START TEXT

To supplement and accelerate diagnoses, and thus anticipate certain diseases through the analysis of X-rays, MRIs, scans, etc. — particularly in the fight against cancer, where significant progress has been made in recent years thanks to medical AIs.
In the retail sector, these technologies contribute to improving the in-store customer experience:
Customer flow analysis via security cameras enables the optimization of shelf layouts and circulation pathways within stores.
Recognition of VIP customers enables personalized service.
Video analysis makes it possible to avoid queuing at the checkout and to pay using facial recognition.
Over recent months, we have witnessed how profoundly COVID-19 has disrupted our lives and habits, with the mandatory wearing of masks in certain forms of transport and daily situations, and the observance of "social distancing" in certain circumstances. What if these measures were to become the norm should this virus persist over time? Without going as far as identifying individuals — as I am not in favor of sanctions but rather of respect and collective awareness — computer vision, image analysis and facial recognition used for counting purposes could help in the fight against the epidemic. This could take the form of regulating the flow of people in a store or public place through counting and/or analyzing the distance between them, for example, or the real-time adjustment of people's circulation and distances based on the detection of masks on faces.
Nevertheless, the CNIL (French data protection authority) is likely to put a brake on experimentation by raising reservations and doubts about the use of thermal cameras capable of assessing temperature or mask-wearing. On Twitter, the CNIL raised concerns about the "normalization of intrusive technologies" and "increased surveillance, likely to undermine the proper functioning of our democratic society." This is a position and a set of words that go beyond a simple call for vigilance, but which has the merit of prompting reflection on a concrete framework for use.

END TEXT

QUESTIONS ON THE MATERIAL ->
- 1) In the text on image analysis and facial recognition, translate the sentence "Recognition of VIP customers enables personalized service." into French.
- 2) Carry on the text about image analysis and facial recognition from the point where it stops.

START EXCERPTED RECORDS

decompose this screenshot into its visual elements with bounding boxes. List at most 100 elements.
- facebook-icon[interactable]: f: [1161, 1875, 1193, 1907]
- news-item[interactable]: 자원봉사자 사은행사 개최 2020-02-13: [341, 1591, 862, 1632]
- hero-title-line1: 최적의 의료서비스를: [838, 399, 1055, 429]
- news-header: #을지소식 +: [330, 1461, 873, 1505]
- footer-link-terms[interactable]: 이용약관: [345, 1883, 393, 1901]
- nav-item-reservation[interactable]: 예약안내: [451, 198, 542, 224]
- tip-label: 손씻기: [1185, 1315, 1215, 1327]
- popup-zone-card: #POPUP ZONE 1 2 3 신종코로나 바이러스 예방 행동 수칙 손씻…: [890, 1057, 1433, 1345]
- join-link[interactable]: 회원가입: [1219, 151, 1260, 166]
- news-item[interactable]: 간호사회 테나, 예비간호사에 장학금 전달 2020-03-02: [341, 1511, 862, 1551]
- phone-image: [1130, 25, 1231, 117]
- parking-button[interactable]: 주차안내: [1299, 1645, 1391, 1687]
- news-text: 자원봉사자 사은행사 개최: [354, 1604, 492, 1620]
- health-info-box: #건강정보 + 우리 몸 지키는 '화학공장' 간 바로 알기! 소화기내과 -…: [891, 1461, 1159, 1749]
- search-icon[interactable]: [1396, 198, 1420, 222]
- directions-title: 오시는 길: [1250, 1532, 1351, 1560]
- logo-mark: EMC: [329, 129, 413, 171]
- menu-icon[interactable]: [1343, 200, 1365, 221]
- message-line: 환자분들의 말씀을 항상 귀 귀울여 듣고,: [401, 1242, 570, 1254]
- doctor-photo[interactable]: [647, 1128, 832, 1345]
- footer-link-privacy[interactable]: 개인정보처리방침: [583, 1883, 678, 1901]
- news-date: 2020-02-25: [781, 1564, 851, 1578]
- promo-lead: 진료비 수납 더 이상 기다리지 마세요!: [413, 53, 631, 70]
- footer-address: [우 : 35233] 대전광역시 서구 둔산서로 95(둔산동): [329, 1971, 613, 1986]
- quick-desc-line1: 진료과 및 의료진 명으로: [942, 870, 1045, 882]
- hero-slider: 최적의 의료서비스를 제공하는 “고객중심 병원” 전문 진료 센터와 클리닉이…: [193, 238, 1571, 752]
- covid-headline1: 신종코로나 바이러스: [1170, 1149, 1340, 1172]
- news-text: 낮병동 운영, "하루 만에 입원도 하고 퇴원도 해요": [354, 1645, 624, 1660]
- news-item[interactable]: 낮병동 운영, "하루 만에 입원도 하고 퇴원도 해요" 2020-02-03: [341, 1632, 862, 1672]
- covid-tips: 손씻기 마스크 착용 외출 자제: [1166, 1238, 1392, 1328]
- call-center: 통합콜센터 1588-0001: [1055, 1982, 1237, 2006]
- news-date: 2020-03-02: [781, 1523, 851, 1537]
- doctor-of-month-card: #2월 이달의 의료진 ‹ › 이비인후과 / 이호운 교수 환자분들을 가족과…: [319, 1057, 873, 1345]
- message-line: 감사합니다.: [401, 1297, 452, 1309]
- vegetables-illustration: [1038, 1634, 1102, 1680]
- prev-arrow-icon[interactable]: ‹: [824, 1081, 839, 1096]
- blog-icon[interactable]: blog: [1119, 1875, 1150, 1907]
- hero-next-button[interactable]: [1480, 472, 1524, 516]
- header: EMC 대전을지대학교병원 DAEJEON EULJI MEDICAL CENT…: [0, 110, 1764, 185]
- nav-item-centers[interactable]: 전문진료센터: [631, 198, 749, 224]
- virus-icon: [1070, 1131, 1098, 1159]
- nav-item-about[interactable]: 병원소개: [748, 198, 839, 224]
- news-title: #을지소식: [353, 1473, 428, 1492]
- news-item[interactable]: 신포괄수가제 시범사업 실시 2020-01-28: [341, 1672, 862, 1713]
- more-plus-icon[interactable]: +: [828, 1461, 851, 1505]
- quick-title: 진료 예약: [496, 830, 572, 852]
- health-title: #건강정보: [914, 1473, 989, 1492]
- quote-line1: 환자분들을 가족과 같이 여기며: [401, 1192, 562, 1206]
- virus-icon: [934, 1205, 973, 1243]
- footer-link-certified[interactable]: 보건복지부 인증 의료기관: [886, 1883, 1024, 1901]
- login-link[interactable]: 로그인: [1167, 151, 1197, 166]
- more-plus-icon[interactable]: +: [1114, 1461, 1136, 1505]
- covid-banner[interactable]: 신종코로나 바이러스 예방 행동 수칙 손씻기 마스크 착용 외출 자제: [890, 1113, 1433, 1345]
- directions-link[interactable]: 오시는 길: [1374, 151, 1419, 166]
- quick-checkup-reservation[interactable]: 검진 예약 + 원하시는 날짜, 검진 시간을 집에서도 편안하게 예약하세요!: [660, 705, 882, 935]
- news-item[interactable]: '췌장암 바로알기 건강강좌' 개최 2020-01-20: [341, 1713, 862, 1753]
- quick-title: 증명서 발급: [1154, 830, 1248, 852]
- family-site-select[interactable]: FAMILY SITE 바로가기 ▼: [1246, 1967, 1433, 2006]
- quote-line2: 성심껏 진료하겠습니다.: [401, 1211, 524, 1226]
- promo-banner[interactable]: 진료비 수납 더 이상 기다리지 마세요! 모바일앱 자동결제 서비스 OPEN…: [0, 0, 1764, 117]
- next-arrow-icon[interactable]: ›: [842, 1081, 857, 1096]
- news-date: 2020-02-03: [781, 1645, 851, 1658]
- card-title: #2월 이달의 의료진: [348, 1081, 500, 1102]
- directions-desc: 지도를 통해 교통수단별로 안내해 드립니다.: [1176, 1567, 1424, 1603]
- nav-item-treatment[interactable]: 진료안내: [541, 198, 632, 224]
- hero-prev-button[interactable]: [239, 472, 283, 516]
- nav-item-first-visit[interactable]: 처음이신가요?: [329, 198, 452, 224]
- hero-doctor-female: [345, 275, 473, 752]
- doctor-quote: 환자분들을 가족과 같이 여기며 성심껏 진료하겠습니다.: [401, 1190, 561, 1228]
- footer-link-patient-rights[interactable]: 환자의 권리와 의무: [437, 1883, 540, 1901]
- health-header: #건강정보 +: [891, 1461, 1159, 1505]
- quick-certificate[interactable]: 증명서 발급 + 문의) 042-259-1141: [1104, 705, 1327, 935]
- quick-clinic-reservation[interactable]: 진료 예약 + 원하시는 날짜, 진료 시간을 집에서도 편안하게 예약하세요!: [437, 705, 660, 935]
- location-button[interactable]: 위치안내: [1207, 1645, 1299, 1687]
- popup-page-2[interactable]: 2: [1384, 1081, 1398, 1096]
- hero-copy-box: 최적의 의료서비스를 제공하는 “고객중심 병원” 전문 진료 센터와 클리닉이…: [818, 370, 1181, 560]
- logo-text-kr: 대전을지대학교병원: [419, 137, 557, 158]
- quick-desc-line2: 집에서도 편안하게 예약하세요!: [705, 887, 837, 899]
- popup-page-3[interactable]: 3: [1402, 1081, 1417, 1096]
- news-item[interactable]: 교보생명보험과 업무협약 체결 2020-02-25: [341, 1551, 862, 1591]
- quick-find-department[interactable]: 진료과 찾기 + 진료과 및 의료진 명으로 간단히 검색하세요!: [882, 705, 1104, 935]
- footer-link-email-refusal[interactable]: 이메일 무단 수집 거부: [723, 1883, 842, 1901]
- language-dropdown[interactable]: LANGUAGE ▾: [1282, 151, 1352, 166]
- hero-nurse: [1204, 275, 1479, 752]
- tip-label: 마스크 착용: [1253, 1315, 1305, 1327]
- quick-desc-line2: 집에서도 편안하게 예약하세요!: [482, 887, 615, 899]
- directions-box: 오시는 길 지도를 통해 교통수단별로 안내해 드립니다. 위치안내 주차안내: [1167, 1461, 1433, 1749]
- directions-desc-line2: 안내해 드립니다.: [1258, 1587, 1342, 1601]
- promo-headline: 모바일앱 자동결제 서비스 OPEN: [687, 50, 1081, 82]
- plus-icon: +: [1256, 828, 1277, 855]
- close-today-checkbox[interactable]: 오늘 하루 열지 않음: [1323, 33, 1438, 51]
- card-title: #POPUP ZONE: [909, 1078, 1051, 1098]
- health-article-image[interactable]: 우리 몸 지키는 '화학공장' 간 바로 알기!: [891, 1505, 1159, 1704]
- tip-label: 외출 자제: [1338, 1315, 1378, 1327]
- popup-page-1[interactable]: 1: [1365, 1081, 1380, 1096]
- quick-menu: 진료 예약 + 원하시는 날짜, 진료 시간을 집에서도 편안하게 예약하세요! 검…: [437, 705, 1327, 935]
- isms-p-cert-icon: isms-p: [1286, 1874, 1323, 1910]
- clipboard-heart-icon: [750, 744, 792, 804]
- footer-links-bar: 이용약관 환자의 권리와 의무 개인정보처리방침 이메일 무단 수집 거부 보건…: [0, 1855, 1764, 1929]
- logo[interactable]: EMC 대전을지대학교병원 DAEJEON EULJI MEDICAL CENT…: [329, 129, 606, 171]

END EXCERPTED RECORDS

RESPONSES ->
- 1) La reconnaissance des clients VIP permet un service personnalisé.

- 2)
In conclusion, I believe we should not be systematically pessimistic about technological progress, even if we should not permit everything either. It is certain that no technology, no solution, is or ever will be 100% infallible. Besides, mankind would never have set foot on the Moon if a 0% risk threshold had been required before sending Saturn V and Eagle into space with autopilots running on computers with less computing power than our current smartphones. The only way to guarantee an appropriate level of security and appropriate use of a new technology is to allow free rein to experimentation and the exploration of benefits versus risks. I am referring here to experimentation that is known and freely accepted by its user, and conducted in compliance with respect for privacy.
In the case of video and photo analysis, with technological advances, improvements to algorithms and training databases, false positives will decrease to reach a reliability rate comparable to that of human error. Even if certain experiments, applications or practices are questionable to some (for example, Google has been criticized for compensating volunteers with gift vouchers in exchange for a photo to enrich its training database), one cannot ignore or reject image analysis technology.
While I am genuinely not among those who enjoy creating laws and regulations in excess, I believe that we are already constrained by numerous regulations and that effective means will certainly need to be found to frame and regulate this technology. I remain convinced that it has much to offer us, and that its future depends on its use within the rule of law.
The problem is not the technology, but the uses made of it by human beings!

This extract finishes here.